OBJECTIVE: Transcribe the passage of the Lagos Accord text that starts with the words "The Lagos Accord" and ends with "of neighboring states.", keeping every word and mark unchanged.

EXCERPTED TEXT:
============
= Lagos Accord =

1979 Chadian Civil War peace treaty

The Lagos Accord was a peace agreement signed on 21 August 1979, by representatives of eleven warring factions of the Chadian Civil War, after a conference in Lagos, Nigeria. The accord established the procedures for setting up the Transitional Government of National Unity (GUNT), which was sworn into office in November, 1979. By mutual agreement, Goukouni Oueddei was named president, Wadel Abdelkader Kamougué was appointed vice-president, and Hissène Habré was named minister of national defense, veterans, and war victims. The distribution of cabinet positions was balanced between south (eleven portfolios), north, center, and east (thirteen), and among protégés of neighboring states.

A peacekeeping mission of the Organisation of African Unity (OAU), to be drawn from troops from Republic of the Congo, Guinea, and Benin, was to replace the French. This force never materialized in any effective sense.
============
ITEMS:
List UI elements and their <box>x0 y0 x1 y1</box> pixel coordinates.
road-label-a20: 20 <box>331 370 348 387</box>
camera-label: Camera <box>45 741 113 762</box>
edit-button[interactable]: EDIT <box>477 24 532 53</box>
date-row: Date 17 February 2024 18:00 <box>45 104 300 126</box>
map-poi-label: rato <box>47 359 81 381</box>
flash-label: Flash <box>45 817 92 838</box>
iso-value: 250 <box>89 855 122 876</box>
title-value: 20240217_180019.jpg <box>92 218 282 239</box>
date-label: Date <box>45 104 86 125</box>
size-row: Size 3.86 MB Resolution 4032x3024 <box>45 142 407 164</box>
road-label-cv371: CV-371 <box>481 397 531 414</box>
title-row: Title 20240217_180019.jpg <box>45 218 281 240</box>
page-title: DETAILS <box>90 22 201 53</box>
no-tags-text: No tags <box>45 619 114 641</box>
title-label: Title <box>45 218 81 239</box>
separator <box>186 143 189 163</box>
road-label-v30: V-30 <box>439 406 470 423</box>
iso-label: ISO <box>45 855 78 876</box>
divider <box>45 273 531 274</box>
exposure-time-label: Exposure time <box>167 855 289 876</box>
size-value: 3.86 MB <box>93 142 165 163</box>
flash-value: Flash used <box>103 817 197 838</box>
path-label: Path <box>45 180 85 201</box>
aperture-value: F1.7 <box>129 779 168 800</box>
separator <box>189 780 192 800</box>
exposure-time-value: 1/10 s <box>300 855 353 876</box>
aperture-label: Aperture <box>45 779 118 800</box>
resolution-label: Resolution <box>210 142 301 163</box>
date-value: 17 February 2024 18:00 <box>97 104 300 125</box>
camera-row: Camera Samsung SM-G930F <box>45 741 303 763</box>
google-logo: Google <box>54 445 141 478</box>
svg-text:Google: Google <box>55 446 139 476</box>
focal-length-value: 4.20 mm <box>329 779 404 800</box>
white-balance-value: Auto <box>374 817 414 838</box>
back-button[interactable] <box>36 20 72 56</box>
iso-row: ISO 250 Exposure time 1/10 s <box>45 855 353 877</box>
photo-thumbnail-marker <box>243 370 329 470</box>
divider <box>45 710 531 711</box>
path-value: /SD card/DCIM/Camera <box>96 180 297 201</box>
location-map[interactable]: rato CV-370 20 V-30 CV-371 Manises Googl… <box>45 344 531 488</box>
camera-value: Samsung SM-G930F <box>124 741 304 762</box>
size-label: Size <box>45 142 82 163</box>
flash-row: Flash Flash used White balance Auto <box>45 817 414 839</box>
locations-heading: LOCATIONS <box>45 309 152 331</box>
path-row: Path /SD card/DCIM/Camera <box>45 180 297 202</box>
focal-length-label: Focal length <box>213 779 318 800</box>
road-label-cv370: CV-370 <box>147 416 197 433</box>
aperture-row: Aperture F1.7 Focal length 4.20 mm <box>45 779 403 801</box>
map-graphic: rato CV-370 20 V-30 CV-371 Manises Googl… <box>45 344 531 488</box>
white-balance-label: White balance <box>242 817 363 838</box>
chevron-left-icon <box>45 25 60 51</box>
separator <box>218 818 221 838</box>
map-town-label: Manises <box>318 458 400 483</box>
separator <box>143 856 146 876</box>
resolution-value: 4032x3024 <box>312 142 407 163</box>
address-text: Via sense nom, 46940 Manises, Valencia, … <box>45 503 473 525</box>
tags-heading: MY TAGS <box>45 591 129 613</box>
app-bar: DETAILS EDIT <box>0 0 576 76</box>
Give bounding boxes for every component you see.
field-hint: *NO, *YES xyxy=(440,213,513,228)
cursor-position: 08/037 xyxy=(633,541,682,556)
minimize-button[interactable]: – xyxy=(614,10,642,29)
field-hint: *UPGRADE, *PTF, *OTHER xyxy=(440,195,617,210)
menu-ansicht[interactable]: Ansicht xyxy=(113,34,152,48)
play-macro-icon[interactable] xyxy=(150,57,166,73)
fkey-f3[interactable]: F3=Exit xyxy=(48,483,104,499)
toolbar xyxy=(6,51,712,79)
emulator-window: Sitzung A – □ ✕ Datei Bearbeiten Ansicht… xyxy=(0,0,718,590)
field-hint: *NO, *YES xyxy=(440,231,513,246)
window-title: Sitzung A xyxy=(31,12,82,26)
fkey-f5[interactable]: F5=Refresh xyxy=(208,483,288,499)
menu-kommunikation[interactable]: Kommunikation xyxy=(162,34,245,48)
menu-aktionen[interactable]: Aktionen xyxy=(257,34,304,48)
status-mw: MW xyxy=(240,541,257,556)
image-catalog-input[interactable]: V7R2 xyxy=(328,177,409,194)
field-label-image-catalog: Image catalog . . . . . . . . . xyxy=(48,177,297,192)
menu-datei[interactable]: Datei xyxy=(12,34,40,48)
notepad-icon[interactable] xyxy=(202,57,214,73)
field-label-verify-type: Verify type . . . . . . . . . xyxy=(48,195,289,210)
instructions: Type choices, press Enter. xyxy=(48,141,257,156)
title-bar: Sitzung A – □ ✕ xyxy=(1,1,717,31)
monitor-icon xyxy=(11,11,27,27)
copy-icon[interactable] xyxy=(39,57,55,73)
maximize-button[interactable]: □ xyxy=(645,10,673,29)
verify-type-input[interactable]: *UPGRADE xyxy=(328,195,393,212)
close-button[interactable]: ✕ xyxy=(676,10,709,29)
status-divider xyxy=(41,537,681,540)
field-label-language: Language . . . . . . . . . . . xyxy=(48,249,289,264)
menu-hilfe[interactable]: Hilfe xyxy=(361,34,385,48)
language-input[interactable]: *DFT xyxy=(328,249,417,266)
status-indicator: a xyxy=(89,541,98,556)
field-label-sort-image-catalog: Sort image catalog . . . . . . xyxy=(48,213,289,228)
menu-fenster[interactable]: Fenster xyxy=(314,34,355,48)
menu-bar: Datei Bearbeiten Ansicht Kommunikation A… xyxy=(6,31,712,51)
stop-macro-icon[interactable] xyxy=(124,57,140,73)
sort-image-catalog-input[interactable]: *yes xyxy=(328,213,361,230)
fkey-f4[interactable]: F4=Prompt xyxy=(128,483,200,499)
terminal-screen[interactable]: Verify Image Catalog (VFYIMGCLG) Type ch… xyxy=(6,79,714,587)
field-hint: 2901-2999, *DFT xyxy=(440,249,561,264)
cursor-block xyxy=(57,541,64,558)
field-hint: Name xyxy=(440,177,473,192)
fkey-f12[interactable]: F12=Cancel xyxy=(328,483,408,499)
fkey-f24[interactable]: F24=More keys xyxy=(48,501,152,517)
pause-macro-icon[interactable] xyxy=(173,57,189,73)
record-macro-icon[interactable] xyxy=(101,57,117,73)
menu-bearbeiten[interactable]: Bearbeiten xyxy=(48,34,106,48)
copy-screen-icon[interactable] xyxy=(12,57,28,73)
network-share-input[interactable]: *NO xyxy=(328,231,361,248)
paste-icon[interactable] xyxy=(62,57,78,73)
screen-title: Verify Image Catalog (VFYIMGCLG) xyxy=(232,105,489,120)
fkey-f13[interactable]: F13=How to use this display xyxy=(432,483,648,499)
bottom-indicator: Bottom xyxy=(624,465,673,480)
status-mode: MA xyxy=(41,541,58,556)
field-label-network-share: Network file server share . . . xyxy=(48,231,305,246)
============
FULL SOLUTION:
The Lagos Accord was a peace agreement signed on 21 August 1979, by representatives of eleven warring factions of the Chadian Civil War, after a conference in Lagos, Nigeria. The accord established the procedures for setting up the Transitional Government of National Unity (GUNT), which was sworn into office in November, 1979. By mutual agreement, Goukouni Oueddei was named president, Wadel Abdelkader Kamougué was appointed vice-president, and Hissène Habré was named minister of national defense, veterans, and war victims. The distribution of cabinet positions was balanced between south (eleven portfolios), north, center, and east (thirteen), and among protégés of neighboring states.